GIVEN INSTRUCTION:
Every line below should be repeated exactly.
──────────
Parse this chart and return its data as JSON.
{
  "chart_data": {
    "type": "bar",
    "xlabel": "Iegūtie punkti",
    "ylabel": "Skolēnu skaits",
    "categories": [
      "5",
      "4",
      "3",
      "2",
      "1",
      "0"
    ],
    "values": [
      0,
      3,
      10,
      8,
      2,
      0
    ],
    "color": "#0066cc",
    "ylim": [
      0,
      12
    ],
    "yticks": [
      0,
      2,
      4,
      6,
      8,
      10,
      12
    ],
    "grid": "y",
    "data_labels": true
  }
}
──────────
COMPLETE OUTPUT:
Parse this chart and return its data as JSON.
{
  "chart_data": {
    "type": "bar",
    "xlabel": "Iegūtie punkti",
    "ylabel": "Skolēnu skaits",
    "categories": [
      "5",
      "4",
      "3",
      "2",
      "1",
      "0"
    ],
    "values": [
      0,
      3,
      10,
      8,
      2,
      0
    ],
    "color": "#0066cc",
    "ylim": [
      0,
      12
    ],
    "yticks": [
      0,
      2,
      4,
      6,
      8,
      10,
      12
    ],
    "grid": "y",
    "data_labels": true
  }
}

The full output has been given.